* _Work to complete_
Copy out each line that includes the word "color".
----
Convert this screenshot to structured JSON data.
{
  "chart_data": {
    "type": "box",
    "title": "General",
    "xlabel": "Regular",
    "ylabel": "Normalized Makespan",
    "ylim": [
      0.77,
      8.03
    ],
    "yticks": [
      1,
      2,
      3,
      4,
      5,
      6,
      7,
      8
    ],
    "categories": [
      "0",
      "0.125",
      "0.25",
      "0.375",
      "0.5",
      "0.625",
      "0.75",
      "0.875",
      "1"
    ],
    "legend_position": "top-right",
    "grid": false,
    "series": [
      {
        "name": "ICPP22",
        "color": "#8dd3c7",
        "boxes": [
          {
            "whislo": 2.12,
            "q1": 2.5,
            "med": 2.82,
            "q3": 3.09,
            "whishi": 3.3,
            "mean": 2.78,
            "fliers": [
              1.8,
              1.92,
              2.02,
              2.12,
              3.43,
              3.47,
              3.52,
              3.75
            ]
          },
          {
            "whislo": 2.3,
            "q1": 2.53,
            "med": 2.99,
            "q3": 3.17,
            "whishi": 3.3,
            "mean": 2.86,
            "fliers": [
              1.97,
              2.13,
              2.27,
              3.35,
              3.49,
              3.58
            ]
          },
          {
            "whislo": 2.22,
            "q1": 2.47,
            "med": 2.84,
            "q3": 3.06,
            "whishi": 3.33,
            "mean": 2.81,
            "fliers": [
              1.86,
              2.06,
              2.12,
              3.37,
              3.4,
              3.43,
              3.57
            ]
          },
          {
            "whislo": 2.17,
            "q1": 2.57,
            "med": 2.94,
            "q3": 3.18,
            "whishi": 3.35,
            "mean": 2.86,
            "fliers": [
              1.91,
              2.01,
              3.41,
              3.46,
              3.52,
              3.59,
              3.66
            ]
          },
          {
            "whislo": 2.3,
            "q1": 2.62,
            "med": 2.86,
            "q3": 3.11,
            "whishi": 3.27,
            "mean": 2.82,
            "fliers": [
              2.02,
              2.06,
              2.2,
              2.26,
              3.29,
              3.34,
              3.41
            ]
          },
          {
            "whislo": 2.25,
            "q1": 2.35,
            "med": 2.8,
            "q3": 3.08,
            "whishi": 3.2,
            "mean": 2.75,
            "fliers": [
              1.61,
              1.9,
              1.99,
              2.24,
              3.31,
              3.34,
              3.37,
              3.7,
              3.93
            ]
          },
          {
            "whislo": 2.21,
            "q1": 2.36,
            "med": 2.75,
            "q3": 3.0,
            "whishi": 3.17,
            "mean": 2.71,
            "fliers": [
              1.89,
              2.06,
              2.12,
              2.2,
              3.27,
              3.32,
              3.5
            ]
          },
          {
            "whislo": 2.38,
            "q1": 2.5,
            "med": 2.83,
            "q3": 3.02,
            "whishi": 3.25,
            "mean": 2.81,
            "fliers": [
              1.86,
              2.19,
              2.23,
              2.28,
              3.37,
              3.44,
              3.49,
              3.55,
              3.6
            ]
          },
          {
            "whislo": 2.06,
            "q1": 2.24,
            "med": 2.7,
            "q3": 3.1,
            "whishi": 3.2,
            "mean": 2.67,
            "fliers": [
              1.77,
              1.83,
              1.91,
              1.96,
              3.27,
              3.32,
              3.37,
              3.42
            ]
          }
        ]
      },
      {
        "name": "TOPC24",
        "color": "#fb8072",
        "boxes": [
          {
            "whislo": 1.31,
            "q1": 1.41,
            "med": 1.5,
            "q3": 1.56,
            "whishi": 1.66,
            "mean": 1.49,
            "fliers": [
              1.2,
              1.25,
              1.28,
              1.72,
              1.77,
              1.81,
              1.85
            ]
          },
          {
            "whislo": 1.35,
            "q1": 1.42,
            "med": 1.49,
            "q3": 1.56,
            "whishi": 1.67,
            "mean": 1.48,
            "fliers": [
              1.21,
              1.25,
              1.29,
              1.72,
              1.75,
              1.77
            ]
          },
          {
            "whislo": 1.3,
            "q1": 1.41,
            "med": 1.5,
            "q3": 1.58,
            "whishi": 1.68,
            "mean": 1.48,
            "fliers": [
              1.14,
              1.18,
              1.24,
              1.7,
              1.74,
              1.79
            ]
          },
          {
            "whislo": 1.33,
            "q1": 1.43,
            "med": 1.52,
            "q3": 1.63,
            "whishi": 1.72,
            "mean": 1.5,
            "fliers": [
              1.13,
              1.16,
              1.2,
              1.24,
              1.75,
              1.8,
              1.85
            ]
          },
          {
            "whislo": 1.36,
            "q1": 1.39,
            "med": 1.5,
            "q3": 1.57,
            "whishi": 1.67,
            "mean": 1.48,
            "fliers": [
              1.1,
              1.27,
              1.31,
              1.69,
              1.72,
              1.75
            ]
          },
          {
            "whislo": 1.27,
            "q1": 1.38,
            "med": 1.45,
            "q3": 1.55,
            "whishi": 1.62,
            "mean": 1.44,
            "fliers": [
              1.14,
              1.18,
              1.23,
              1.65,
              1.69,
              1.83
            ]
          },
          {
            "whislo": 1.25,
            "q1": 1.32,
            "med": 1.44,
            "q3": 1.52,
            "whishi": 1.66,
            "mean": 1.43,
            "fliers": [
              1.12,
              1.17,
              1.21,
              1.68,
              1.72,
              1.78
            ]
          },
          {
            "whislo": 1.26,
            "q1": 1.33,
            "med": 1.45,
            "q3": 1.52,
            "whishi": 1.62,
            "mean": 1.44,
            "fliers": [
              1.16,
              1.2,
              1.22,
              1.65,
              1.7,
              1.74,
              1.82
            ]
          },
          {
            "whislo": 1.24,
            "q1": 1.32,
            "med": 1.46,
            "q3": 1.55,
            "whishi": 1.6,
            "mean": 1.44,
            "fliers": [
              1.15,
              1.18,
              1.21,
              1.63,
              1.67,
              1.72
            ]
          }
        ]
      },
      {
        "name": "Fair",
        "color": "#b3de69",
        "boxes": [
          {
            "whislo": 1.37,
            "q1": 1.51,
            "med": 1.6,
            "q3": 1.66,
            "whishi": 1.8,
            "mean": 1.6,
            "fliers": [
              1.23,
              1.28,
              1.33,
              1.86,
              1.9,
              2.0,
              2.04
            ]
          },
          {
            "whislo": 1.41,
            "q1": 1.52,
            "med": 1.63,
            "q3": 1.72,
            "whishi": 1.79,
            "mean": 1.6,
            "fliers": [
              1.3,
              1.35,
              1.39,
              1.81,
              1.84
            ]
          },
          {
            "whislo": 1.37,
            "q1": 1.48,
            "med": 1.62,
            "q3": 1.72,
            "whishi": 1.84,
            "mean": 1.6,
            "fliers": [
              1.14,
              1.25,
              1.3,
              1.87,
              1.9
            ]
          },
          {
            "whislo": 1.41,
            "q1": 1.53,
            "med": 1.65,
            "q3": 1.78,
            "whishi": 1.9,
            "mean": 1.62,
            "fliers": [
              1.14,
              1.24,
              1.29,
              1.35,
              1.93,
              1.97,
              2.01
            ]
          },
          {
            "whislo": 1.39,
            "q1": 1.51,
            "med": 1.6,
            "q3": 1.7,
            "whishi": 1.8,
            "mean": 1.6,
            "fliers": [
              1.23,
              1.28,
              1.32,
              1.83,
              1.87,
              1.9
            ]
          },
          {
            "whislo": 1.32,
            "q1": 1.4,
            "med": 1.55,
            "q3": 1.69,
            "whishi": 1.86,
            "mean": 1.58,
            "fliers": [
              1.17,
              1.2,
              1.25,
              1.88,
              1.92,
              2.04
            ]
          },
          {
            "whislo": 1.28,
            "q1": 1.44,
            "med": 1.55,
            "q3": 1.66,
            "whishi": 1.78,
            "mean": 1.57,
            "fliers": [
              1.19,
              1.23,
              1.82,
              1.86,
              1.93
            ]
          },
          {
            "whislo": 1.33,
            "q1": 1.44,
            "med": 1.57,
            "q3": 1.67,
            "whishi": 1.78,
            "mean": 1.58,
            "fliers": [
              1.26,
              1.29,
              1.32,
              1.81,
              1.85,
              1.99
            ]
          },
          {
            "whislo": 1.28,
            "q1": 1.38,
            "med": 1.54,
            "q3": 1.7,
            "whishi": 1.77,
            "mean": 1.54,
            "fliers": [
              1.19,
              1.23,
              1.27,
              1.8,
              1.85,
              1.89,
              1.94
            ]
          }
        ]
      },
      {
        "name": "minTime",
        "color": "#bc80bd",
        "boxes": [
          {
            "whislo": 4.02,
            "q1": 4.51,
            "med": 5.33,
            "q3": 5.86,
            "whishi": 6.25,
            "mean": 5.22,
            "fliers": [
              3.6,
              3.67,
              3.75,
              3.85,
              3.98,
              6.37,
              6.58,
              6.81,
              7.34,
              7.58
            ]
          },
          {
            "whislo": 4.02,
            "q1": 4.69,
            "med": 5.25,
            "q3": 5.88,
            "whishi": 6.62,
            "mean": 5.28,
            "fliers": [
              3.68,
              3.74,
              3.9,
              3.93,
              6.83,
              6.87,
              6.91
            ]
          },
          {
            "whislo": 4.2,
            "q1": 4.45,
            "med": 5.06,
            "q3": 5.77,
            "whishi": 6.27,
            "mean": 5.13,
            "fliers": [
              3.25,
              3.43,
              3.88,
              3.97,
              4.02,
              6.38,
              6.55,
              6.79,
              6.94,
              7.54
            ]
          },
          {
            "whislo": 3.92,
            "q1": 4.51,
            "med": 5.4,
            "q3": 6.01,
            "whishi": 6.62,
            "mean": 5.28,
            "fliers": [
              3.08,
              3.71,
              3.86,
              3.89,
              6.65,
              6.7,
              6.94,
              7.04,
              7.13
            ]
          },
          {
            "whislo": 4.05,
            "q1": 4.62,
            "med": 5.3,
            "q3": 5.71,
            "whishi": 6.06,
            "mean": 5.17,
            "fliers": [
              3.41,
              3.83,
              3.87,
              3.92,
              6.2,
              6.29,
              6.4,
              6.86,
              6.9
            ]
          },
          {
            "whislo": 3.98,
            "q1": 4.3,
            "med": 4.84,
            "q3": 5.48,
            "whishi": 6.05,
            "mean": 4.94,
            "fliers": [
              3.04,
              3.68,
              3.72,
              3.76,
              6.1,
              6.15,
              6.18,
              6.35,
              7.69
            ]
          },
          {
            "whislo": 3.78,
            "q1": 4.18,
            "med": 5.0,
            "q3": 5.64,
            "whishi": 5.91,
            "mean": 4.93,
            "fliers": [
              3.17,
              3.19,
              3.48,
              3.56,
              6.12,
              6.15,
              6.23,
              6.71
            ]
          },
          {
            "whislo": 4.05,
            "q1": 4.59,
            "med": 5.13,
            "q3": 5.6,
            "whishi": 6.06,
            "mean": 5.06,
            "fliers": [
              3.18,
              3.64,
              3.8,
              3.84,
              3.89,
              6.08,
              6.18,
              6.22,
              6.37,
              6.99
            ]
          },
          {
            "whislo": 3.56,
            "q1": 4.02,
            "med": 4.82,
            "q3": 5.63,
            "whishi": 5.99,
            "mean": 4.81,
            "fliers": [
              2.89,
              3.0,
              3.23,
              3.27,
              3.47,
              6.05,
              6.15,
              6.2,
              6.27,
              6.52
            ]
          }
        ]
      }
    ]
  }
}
----
* _Problem solution_
        "color": "#8dd3c7",
        "color": "#fb8072",
        "color": "#b3de69",
        "color": "#bc80bd",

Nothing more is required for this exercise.